Scan the data that follows and count the lines with the string "Pascal"; answer with the count alone.

- EXTRACTED RECORDS
====

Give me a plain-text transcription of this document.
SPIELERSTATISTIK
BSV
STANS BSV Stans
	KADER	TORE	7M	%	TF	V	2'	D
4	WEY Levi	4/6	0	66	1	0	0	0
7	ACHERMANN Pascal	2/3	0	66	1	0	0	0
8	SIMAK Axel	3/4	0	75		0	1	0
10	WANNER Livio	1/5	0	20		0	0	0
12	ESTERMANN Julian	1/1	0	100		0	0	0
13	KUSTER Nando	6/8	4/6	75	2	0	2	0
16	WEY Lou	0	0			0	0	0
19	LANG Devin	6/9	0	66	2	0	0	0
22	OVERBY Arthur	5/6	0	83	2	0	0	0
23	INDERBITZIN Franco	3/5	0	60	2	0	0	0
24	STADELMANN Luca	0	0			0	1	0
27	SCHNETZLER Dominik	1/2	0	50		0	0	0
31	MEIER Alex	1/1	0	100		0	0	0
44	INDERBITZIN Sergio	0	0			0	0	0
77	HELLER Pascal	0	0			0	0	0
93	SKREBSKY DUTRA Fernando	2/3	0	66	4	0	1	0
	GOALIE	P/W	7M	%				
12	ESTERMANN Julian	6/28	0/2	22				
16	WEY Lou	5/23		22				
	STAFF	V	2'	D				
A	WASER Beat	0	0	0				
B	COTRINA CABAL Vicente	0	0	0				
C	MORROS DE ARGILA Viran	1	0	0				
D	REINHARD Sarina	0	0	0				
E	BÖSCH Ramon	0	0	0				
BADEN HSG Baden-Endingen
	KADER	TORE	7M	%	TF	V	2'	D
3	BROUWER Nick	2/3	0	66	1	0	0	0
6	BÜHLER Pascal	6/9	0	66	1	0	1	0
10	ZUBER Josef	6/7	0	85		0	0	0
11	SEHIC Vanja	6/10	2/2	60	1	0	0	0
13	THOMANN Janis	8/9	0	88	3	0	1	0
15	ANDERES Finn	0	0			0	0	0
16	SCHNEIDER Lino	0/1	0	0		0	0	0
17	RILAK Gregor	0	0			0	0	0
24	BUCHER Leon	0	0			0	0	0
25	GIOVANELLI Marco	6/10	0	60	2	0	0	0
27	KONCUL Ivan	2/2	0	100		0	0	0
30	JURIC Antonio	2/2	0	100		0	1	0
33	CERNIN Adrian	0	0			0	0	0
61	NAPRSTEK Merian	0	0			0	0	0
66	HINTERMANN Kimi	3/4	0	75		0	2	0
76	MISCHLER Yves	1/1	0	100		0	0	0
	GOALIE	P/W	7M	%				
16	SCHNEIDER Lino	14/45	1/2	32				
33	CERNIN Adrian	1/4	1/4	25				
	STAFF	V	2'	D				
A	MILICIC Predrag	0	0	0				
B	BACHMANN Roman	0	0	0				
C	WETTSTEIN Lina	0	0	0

====

- TASK ANSWER
3